◆ What you need to do
Could you transcribe the material below exactly, without leaving out a single line?

_ _ _ _ _ _ _

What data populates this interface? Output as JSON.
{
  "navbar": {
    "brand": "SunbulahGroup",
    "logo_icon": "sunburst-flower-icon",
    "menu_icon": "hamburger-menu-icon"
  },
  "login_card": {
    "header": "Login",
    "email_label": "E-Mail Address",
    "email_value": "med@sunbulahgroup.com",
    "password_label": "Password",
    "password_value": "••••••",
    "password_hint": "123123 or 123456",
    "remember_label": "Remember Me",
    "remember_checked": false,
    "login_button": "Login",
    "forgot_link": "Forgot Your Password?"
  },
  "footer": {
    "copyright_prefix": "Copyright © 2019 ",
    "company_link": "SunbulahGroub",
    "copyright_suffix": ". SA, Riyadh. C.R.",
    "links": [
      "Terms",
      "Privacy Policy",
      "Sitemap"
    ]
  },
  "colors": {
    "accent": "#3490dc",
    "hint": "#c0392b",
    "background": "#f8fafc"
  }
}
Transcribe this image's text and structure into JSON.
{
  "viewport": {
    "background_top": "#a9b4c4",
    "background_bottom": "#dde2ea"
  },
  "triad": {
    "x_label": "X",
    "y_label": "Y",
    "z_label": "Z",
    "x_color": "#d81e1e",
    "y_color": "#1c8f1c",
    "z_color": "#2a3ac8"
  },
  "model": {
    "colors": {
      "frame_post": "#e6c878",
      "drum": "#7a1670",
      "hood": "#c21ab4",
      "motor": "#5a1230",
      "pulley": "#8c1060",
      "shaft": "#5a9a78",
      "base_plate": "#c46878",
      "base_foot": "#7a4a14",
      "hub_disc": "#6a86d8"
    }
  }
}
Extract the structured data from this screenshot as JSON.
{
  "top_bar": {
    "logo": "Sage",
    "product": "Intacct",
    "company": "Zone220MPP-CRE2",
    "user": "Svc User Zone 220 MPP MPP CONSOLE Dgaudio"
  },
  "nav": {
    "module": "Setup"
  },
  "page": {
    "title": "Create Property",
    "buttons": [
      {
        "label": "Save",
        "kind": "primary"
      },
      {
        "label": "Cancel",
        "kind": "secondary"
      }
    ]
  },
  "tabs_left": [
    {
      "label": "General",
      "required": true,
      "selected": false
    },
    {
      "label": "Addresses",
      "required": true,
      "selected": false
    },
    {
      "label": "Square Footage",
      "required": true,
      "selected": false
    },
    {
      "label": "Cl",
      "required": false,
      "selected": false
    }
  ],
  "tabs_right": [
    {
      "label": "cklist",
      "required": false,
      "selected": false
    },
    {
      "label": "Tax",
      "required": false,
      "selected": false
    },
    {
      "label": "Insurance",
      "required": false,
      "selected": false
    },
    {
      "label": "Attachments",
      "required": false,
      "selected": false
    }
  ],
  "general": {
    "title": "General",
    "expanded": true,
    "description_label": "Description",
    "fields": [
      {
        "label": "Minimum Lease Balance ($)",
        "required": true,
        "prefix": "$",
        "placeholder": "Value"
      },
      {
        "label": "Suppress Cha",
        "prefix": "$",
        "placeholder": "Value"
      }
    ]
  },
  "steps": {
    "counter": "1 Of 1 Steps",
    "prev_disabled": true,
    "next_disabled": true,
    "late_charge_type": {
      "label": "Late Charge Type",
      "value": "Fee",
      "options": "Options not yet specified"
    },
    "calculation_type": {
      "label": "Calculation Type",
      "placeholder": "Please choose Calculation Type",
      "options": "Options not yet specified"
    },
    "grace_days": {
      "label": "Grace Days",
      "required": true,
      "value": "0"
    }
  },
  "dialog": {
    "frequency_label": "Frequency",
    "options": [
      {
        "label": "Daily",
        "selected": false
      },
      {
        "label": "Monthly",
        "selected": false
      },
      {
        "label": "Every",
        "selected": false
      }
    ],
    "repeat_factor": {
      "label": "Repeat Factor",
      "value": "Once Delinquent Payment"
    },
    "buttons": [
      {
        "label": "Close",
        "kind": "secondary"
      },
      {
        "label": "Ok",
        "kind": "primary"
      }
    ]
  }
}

_ _ _ _ _ _ _

◆ Result for this task
What data populates this interface? Output as JSON.
{
  "navbar": {
    "brand": "SunbulahGroup",
    "logo_icon": "sunburst-flower-icon",
    "menu_icon": "hamburger-menu-icon"
  },
  "login_card": {
    "header": "Login",
    "email_label": "E-Mail Address",
    "email_value": "med@sunbulahgroup.com",
    "password_label": "Password",
    "password_value": "••••••",
    "password_hint": "123123 or 123456",
    "remember_label": "Remember Me",
    "remember_checked": false,
    "login_button": "Login",
    "forgot_link": "Forgot Your Password?"
  },
  "footer": {
    "copyright_prefix": "Copyright © 2019 ",
    "company_link": "SunbulahGroub",
    "copyright_suffix": ". SA, Riyadh. C.R.",
    "links": [
      "Terms",
      "Privacy Policy",
      "Sitemap"
    ]
  },
  "colors": {
    "accent": "#3490dc",
    "hint": "#c0392b",
    "background": "#f8fafc"
  }
}
Transcribe this image's text and structure into JSON.
{
  "viewport": {
    "background_top": "#a9b4c4",
    "background_bottom": "#dde2ea"
  },
  "triad": {
    "x_label": "X",
    "y_label": "Y",
    "z_label": "Z",
    "x_color": "#d81e1e",
    "y_color": "#1c8f1c",
    "z_color": "#2a3ac8"
  },
  "model": {
    "colors": {
      "frame_post": "#e6c878",
      "drum": "#7a1670",
      "hood": "#c21ab4",
      "motor": "#5a1230",
      "pulley": "#8c1060",
      "shaft": "#5a9a78",
      "base_plate": "#c46878",
      "base_foot": "#7a4a14",
      "hub_disc": "#6a86d8"
    }
  }
}
Extract the structured data from this screenshot as JSON.
{
  "top_bar": {
    "logo": "Sage",
    "product": "Intacct",
    "company": "Zone220MPP-CRE2",
    "user": "Svc User Zone 220 MPP MPP CONSOLE Dgaudio"
  },
  "nav": {
    "module": "Setup"
  },
  "page": {
    "title": "Create Property",
    "buttons": [
      {
        "label": "Save",
        "kind": "primary"
      },
      {
        "label": "Cancel",
        "kind": "secondary"
      }
    ]
  },
  "tabs_left": [
    {
      "label": "General",
      "required": true,
      "selected": false
    },
    {
      "label": "Addresses",
      "required": true,
      "selected": false
    },
    {
      "label": "Square Footage",
      "required": true,
      "selected": false
    },
    {
      "label": "Cl",
      "required": false,
      "selected": false
    }
  ],
  "tabs_right": [
    {
      "label": "cklist",
      "required": false,
      "selected": false
    },
    {
      "label": "Tax",
      "required": false,
      "selected": false
    },
    {
      "label": "Insurance",
      "required": false,
      "selected": false
    },
    {
      "label": "Attachments",
      "required": false,
      "selected": false
    }
  ],
  "general": {
    "title": "General",
    "expanded": true,
    "description_label": "Description",
    "fields": [
      {
        "label": "Minimum Lease Balance ($)",
        "required": true,
        "prefix": "$",
        "placeholder": "Value"
      },
      {
        "label": "Suppress Cha",
        "prefix": "$",
        "placeholder": "Value"
      }
    ]
  },
  "steps": {
    "counter": "1 Of 1 Steps",
    "prev_disabled": true,
    "next_disabled": true,
    "late_charge_type": {
      "label": "Late Charge Type",
      "value": "Fee",
      "options": "Options not yet specified"
    },
    "calculation_type": {
      "label": "Calculation Type",
      "placeholder": "Please choose Calculation Type",
      "options": "Options not yet specified"
    },
    "grace_days": {
      "label": "Grace Days",
      "required": true,
      "value": "0"
    }
  },
  "dialog": {
    "frequency_label": "Frequency",
    "options": [
      {
        "label": "Daily",
        "selected": false
      },
      {
        "label": "Monthly",
        "selected": false
      },
      {
        "label": "Every",
        "selected": false
      }
    ],
    "repeat_factor": {
      "label": "Repeat Factor",
      "value": "Once Delinquent Payment"
    },
    "buttons": [
      {
        "label": "Close",
        "kind": "secondary"
      },
      {
        "label": "Ok",
        "kind": "primary"
      }
    ]
  }
}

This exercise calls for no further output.